_WHAT NEEDS TO BE DONE_.
Update the listing below by swapping each "interactable" for "clickable" and keeping every other part the same.

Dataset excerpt
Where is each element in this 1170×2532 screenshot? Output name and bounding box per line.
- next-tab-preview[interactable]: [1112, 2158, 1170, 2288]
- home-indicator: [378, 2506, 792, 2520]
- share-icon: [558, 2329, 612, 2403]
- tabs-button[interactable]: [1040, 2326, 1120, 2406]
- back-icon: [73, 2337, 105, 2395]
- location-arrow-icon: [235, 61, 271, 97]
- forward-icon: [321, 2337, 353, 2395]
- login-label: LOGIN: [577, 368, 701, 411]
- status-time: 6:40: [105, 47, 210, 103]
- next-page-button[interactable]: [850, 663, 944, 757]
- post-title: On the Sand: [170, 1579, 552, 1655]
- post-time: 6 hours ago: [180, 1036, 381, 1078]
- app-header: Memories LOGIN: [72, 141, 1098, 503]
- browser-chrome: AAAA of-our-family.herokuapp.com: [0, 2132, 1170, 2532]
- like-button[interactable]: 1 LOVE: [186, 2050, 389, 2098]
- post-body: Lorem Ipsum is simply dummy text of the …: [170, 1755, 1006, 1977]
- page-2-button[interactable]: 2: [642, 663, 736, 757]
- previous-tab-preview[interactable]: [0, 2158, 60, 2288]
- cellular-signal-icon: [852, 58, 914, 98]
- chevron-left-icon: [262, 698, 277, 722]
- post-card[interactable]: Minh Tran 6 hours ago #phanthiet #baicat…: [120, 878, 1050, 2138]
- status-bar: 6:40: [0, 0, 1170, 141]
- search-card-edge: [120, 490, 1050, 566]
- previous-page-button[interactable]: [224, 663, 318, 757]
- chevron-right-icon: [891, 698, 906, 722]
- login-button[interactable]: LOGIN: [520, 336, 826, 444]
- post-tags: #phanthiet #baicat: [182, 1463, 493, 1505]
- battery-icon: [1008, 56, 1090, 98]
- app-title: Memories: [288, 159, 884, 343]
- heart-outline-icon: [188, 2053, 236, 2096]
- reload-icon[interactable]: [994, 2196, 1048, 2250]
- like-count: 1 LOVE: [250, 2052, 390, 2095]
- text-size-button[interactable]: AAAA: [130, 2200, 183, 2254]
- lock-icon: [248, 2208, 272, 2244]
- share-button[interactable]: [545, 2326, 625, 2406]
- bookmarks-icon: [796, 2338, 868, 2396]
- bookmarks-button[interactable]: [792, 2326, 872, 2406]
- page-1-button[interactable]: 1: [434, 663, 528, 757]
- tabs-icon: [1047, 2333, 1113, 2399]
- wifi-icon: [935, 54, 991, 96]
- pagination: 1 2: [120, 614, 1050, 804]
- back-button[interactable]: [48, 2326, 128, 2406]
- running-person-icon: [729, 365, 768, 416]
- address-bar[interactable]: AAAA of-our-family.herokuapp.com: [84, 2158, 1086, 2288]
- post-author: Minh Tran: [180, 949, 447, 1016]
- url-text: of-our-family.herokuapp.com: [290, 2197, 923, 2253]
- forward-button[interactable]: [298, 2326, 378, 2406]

_ANSWER TO THE PROBLEM_.
Where is each element in this 1170×2532 screenshot? Output name and bounding box per line.
- next-tab-preview[clickable]: [1112, 2158, 1170, 2288]
- home-indicator: [378, 2506, 792, 2520]
- share-icon: [558, 2329, 612, 2403]
- tabs-button[clickable]: [1040, 2326, 1120, 2406]
- back-icon: [73, 2337, 105, 2395]
- location-arrow-icon: [235, 61, 271, 97]
- forward-icon: [321, 2337, 353, 2395]
- login-label: LOGIN: [577, 368, 701, 411]
- status-time: 6:40: [105, 47, 210, 103]
- next-page-button[clickable]: [850, 663, 944, 757]
- post-title: On the Sand: [170, 1579, 552, 1655]
- post-time: 6 hours ago: [180, 1036, 381, 1078]
- app-header: Memories LOGIN: [72, 141, 1098, 503]
- browser-chrome: AAAA of-our-family.herokuapp.com: [0, 2132, 1170, 2532]
- like-button[clickable]: 1 LOVE: [186, 2050, 389, 2098]
- post-body: Lorem Ipsum is simply dummy text of the …: [170, 1755, 1006, 1977]
- page-2-button[clickable]: 2: [642, 663, 736, 757]
- previous-tab-preview[clickable]: [0, 2158, 60, 2288]
- cellular-signal-icon: [852, 58, 914, 98]
- chevron-left-icon: [262, 698, 277, 722]
- post-card[clickable]: Minh Tran 6 hours ago #phanthiet #baicat…: [120, 878, 1050, 2138]
- status-bar: 6:40: [0, 0, 1170, 141]
- search-card-edge: [120, 490, 1050, 566]
- previous-page-button[clickable]: [224, 663, 318, 757]
- chevron-right-icon: [891, 698, 906, 722]
- login-button[clickable]: LOGIN: [520, 336, 826, 444]
- post-tags: #phanthiet #baicat: [182, 1463, 493, 1505]
- battery-icon: [1008, 56, 1090, 98]
- app-title: Memories: [288, 159, 884, 343]
- heart-outline-icon: [188, 2053, 236, 2096]
- reload-icon[clickable]: [994, 2196, 1048, 2250]
- like-count: 1 LOVE: [250, 2052, 390, 2095]
- text-size-button[clickable]: AAAA: [130, 2200, 183, 2254]
- lock-icon: [248, 2208, 272, 2244]
- share-button[clickable]: [545, 2326, 625, 2406]
- bookmarks-icon: [796, 2338, 868, 2396]
- bookmarks-button[clickable]: [792, 2326, 872, 2406]
- page-1-button[clickable]: 1: [434, 663, 528, 757]
- tabs-icon: [1047, 2333, 1113, 2399]
- wifi-icon: [935, 54, 991, 96]
- pagination: 1 2: [120, 614, 1050, 804]
- back-button[clickable]: [48, 2326, 128, 2406]
- running-person-icon: [729, 365, 768, 416]
- address-bar[clickable]: AAAA of-our-family.herokuapp.com: [84, 2158, 1086, 2288]
- post-author: Minh Tran: [180, 949, 447, 1016]
- url-text: of-our-family.herokuapp.com: [290, 2197, 923, 2253]
- forward-button[clickable]: [298, 2326, 378, 2406]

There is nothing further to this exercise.